▼

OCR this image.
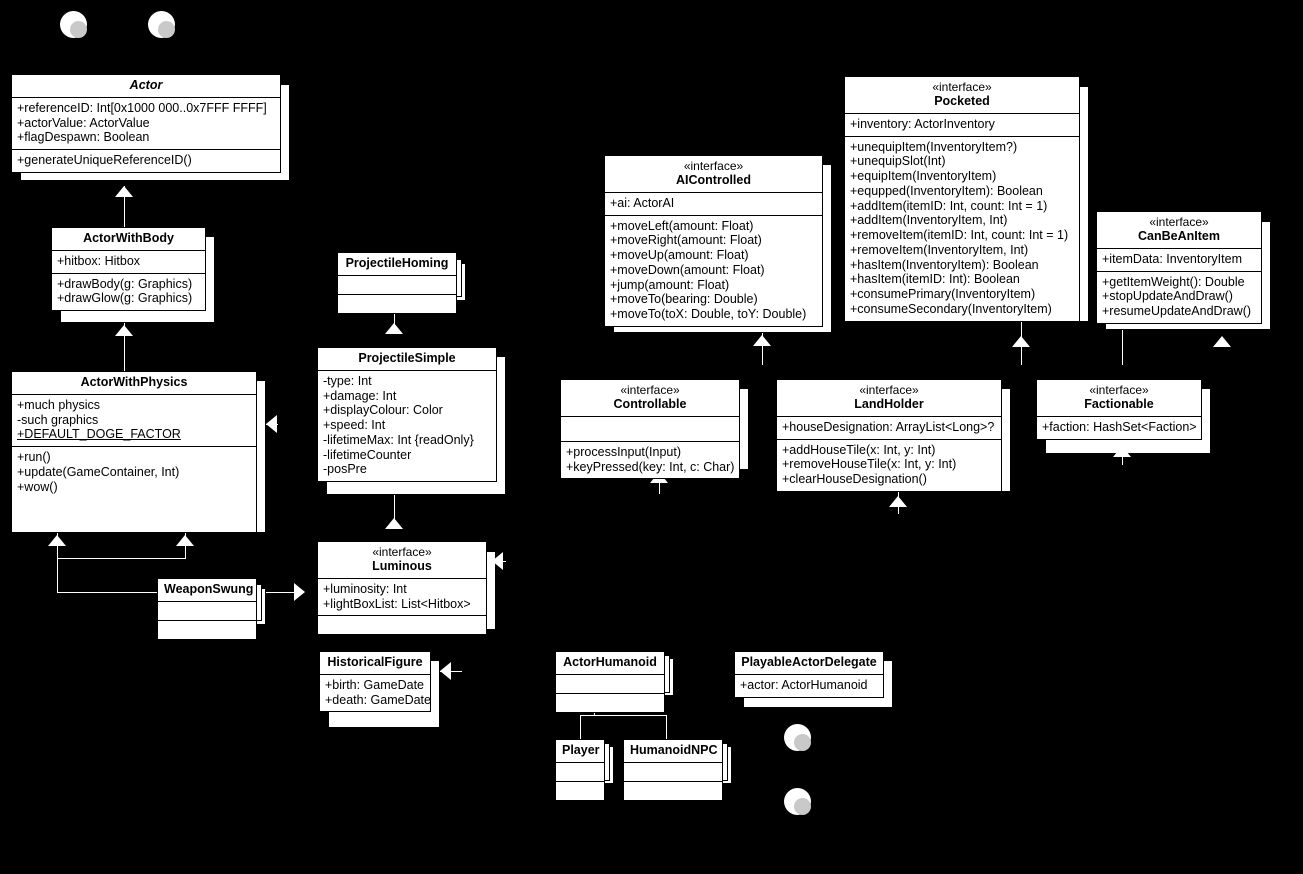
Actor
+referenceID: Int[0x1000 000..0x7FFF FFFF]
+actorValue: ActorValue
+flagDespawn: Boolean
+generateUniqueReferenceID()
ActorWithBody
+hitbox: Hitbox
+drawBody(g: Graphics)
+drawGlow(g: Graphics)
ActorWithPhysics
+much physics
-such graphics
+DEFAULT_DOGE_FACTOR
+run()
+update(GameContainer, Int)
+wow()
WeaponSwung
ProjectileHoming
ProjectileSimple
-type: Int
+damage: Int
+displayColour: Color
+speed: Int
-lifetimeMax: Int {readOnly}
-lifetimeCounter
-posPre
«interface»
Luminous
+luminosity: Int
+lightBoxList: List<Hitbox>
HistoricalFigure
+birth: GameDate
+death: GameDate
«interface»
AIControlled
+ai: ActorAI
+moveLeft(amount: Float)
+moveRight(amount: Float)
+moveUp(amount: Float)
+moveDown(amount: Float)
+jump(amount: Float)
+moveTo(bearing: Double)
+moveTo(toX: Double, toY: Double)
«interface»
Pocketed
+inventory: ActorInventory
+unequipItem(InventoryItem?)
+unequipSlot(Int)
+equipItem(InventoryItem)
+equpped(InventoryItem): Boolean
+addItem(itemID: Int, count: Int = 1)
+addItem(InventoryItem, Int)
+removeItem(itemID: Int, count: Int = 1)
+removeItem(InventoryItem, Int)
+hasItem(InventoryItem): Boolean
+hasItem(itemID: Int): Boolean
+consumePrimary(InventoryItem)
+consumeSecondary(InventoryItem)
«interface»
CanBeAnItem
+itemData: InventoryItem
+getItemWeight(): Double
+stopUpdateAndDraw()
+resumeUpdateAndDraw()
«interface»
Controllable
+processInput(Input)
+keyPressed(key: Int, c: Char)
«interface»
LandHolder
+houseDesignation: ArrayList<Long>?
+addHouseTile(x: Int, y: Int)
+removeHouseTile(x: Int, y: Int)
+clearHouseDesignation()
«interface»
Factionable
+faction: HashSet<Faction>
ActorHumanoid	PlayableActorDelegate
+actor: ActorHumanoid
Player	HumanoidNPC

▲

**Set exercise**: Check all the records above and select each line where the string "Boolean" is found.

**Written reply**:
+flagDespawn: Boolean
+equpped(InventoryItem): Boolean
+hasItem(InventoryItem): Boolean
+hasItem(itemID: Int): Boolean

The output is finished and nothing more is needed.